● **Set task**: Repeat the listing below line for line, keeping every word, number and box the same.
★ ★ ★
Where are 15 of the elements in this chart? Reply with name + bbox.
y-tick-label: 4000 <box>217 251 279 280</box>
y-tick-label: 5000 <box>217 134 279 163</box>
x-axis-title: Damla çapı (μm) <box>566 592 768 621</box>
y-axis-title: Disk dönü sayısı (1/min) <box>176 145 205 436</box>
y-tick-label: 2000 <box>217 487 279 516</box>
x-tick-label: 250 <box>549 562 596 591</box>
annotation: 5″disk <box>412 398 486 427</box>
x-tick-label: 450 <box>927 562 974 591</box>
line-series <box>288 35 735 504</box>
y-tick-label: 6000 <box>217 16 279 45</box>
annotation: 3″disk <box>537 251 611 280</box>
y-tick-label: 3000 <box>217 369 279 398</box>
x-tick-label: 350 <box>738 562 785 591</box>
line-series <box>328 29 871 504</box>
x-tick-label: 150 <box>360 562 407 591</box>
★ ★ ★
● **Correct answer**:
Where are 15 of the elements in this chart? Reply with name + bbox.
y-tick-label: 4000 <box>217 251 279 280</box>
y-tick-label: 5000 <box>217 134 279 163</box>
x-axis-title: Damla çapı (μm) <box>566 592 768 621</box>
y-axis-title: Disk dönü sayısı (1/min) <box>176 145 205 436</box>
y-tick-label: 2000 <box>217 487 279 516</box>
x-tick-label: 250 <box>549 562 596 591</box>
annotation: 5″disk <box>412 398 486 427</box>
x-tick-label: 450 <box>927 562 974 591</box>
line-series <box>288 35 735 504</box>
y-tick-label: 6000 <box>217 16 279 45</box>
annotation: 3″disk <box>537 251 611 280</box>
y-tick-label: 3000 <box>217 369 279 398</box>
x-tick-label: 350 <box>738 562 785 591</box>
line-series <box>328 29 871 504</box>
x-tick-label: 150 <box>360 562 407 591</box>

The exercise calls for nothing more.